→ WHAT IS ASKED:
Check each line of the listing below for the string "name", and copy the ones that have it.

## Start

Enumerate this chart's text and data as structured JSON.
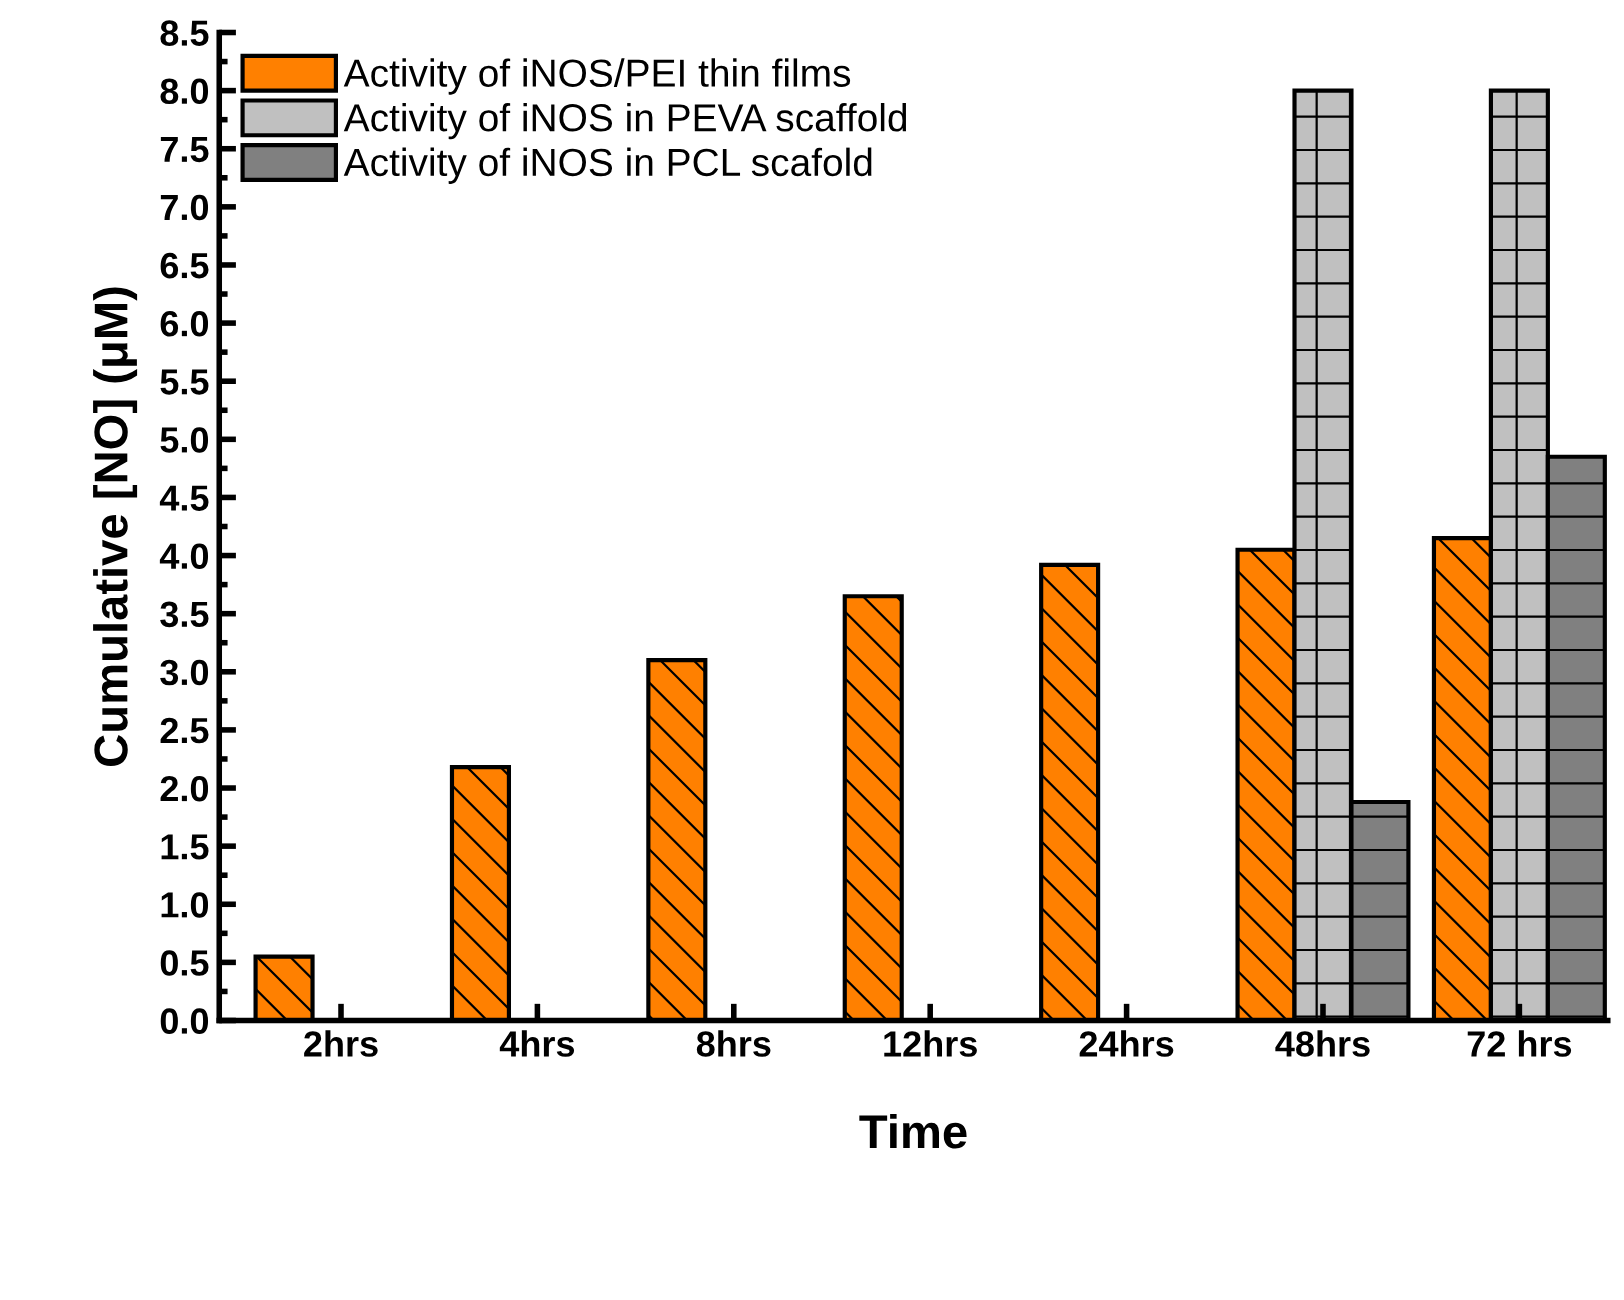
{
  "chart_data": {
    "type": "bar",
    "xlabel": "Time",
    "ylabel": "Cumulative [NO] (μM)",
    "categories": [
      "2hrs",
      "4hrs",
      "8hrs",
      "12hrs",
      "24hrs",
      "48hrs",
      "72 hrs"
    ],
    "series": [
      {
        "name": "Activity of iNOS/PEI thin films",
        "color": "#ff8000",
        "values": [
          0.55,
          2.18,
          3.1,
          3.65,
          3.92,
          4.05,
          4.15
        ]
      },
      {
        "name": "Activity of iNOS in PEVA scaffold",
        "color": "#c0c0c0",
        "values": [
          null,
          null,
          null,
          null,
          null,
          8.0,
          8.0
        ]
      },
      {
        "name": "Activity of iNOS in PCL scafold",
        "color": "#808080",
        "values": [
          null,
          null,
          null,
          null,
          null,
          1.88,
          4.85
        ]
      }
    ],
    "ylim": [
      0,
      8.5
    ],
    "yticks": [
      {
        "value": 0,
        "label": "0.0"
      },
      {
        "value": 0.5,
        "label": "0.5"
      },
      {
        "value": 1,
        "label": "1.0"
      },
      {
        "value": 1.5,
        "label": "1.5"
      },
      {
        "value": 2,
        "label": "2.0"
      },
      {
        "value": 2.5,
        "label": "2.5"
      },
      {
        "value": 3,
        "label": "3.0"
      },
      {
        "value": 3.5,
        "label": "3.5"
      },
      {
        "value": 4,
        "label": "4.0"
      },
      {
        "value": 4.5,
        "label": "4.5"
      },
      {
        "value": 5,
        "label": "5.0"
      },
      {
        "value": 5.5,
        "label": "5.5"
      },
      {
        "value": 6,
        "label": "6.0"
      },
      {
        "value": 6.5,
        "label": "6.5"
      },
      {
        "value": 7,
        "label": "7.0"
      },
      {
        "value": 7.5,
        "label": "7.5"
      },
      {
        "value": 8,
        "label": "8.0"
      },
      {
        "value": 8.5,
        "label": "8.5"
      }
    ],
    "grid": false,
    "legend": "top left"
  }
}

## End

→ ANSWER TO THE EXERCISE:
        "name": "Activity of iNOS/PEI thin films",
        "name": "Activity of iNOS in PEVA scaffold",
        "name": "Activity of iNOS in PCL scafold",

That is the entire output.